(Data entries)
[start]

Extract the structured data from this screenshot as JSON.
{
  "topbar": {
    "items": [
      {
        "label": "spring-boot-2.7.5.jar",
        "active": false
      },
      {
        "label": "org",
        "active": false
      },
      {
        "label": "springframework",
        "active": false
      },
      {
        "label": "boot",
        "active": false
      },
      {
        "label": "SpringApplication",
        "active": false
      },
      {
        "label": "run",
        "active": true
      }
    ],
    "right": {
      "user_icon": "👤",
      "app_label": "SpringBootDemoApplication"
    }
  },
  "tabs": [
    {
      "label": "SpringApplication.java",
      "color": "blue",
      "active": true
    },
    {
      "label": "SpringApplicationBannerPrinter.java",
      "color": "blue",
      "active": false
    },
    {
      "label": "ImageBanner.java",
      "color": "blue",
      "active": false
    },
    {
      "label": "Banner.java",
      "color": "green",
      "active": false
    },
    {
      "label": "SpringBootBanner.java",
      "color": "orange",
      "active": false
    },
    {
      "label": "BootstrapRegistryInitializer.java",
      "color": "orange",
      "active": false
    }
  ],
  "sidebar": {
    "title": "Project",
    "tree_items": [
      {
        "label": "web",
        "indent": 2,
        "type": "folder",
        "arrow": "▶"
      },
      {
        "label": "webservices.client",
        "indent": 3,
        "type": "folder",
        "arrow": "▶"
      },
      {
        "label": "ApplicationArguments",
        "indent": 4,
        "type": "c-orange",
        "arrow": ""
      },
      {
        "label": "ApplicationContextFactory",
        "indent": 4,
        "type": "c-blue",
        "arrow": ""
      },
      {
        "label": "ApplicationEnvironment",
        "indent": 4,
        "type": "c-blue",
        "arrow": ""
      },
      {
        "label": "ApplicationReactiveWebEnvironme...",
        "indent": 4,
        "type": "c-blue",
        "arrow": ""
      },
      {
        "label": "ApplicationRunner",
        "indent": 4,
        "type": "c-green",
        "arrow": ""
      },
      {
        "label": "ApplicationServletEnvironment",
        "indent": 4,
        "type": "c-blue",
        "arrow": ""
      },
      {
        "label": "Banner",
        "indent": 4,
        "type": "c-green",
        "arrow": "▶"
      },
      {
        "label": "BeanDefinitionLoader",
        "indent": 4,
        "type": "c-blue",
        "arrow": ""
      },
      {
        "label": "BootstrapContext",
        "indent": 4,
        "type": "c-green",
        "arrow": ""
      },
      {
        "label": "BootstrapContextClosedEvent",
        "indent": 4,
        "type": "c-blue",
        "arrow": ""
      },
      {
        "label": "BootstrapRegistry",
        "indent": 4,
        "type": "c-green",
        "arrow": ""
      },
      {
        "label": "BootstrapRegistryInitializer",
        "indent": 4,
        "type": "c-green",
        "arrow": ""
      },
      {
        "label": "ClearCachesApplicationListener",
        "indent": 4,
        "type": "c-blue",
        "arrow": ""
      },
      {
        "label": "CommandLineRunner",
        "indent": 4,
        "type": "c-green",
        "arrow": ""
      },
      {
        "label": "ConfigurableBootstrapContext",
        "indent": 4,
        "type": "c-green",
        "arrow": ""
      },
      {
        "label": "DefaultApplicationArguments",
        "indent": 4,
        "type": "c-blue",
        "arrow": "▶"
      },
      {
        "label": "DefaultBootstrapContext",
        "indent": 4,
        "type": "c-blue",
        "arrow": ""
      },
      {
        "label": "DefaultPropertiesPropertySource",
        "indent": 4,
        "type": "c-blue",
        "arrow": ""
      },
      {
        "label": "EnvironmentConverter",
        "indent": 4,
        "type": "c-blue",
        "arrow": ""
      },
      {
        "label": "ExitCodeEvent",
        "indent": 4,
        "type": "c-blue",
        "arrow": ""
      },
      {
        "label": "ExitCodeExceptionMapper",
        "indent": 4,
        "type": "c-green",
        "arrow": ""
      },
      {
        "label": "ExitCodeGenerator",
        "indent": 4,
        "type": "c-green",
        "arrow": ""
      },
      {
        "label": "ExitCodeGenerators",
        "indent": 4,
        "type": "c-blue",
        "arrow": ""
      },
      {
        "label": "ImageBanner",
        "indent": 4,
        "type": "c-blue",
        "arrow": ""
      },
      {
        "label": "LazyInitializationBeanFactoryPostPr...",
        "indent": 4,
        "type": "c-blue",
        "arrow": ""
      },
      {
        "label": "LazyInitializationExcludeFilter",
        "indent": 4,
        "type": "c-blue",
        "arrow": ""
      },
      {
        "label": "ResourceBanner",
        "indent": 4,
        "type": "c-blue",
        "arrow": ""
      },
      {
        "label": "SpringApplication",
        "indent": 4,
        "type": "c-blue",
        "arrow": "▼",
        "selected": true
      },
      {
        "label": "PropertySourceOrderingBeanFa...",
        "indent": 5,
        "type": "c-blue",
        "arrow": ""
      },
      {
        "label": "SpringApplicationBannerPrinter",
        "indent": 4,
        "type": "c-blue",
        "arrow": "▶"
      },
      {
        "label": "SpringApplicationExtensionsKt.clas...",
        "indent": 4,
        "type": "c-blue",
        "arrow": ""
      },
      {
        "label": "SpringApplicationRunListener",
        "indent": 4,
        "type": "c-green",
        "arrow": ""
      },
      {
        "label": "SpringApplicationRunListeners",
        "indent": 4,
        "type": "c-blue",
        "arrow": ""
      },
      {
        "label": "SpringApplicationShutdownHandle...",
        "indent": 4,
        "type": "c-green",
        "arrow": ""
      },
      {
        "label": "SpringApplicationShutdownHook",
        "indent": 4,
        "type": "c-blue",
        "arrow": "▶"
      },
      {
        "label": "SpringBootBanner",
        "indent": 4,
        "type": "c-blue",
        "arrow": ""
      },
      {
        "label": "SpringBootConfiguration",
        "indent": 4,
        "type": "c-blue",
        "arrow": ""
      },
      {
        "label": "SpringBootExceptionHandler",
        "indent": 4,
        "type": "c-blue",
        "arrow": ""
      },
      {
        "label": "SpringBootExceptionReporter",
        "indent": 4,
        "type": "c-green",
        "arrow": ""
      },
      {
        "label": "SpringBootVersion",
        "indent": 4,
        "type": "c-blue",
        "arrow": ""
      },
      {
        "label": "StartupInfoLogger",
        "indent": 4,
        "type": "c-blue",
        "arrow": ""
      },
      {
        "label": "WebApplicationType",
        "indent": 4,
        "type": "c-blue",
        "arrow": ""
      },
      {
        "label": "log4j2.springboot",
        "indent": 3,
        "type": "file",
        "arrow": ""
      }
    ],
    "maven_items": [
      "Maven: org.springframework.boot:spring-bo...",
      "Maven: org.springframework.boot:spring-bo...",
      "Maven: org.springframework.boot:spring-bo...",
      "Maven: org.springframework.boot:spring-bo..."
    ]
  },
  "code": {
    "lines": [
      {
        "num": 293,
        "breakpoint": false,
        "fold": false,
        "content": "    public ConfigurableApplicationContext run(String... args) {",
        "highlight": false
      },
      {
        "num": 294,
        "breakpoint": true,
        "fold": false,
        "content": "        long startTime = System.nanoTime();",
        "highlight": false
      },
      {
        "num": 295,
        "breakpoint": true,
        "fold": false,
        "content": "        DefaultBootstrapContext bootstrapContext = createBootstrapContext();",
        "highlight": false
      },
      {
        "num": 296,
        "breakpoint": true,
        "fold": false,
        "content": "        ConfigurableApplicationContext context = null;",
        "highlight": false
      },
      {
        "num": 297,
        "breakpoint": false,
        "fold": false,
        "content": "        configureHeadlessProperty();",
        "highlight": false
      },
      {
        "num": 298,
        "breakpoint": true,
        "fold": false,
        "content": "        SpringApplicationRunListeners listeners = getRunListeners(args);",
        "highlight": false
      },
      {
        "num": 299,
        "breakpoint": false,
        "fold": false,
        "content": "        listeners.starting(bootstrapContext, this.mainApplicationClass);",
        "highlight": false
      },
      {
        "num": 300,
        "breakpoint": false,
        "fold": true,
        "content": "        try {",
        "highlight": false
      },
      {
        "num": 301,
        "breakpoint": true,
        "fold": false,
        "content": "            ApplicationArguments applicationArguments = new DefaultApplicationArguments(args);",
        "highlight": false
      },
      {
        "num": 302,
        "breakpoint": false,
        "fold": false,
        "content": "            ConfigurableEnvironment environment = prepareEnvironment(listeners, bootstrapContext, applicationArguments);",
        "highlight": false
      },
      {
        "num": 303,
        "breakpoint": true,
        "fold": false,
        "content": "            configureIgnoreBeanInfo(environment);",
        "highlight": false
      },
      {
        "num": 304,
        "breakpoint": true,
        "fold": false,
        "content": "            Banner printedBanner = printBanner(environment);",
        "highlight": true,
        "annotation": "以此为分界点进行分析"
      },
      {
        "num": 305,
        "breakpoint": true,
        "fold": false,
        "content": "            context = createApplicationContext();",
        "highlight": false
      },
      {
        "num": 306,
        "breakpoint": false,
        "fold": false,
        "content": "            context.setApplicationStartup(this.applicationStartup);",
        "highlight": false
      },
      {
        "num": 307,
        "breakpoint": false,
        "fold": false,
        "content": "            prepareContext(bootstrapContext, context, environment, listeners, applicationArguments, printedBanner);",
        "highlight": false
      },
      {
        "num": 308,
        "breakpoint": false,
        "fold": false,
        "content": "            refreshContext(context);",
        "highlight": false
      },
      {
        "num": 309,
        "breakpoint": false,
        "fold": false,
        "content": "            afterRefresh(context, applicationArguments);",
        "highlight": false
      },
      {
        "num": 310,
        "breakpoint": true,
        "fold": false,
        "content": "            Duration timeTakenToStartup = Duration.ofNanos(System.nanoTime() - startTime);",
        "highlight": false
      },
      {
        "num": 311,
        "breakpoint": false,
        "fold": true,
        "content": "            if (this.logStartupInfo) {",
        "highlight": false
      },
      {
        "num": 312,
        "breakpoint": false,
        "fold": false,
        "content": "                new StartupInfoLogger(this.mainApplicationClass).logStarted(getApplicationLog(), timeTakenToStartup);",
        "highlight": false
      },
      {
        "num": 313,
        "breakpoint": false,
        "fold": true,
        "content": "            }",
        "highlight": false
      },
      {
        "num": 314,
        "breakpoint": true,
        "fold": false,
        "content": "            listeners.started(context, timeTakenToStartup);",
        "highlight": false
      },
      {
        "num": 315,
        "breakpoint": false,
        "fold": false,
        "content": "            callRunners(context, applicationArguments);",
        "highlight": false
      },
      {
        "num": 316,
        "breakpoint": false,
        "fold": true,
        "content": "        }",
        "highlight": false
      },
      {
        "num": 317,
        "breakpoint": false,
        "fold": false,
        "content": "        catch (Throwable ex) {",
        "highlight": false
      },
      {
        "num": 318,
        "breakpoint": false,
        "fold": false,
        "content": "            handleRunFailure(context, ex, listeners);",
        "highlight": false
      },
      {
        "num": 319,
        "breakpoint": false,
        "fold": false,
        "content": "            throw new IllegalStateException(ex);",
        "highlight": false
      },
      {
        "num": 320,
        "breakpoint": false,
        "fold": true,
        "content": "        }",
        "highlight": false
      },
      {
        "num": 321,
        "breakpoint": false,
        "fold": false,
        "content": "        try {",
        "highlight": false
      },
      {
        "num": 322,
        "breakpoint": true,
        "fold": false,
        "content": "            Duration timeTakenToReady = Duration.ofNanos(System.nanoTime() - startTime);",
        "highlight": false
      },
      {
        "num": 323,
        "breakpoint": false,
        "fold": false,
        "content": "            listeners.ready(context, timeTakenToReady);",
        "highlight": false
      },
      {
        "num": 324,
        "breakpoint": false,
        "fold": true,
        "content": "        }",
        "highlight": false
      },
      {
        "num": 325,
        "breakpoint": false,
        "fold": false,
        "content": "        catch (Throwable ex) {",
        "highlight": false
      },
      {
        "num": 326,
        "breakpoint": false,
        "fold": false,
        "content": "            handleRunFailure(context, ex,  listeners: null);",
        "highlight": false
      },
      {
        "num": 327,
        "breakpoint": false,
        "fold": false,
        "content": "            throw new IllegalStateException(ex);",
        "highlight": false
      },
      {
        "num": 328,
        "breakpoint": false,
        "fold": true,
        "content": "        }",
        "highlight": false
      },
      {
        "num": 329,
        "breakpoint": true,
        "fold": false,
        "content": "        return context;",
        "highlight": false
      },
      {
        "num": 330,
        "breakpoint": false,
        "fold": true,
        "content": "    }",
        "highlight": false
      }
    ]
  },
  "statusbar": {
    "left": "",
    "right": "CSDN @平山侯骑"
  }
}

[end]

§ **WRITTEN TASK**:
Say, as a single number and nothing more, how many lines of the entries contain the word "mainApplicationClass".

§ **FULL ANSWER**:
2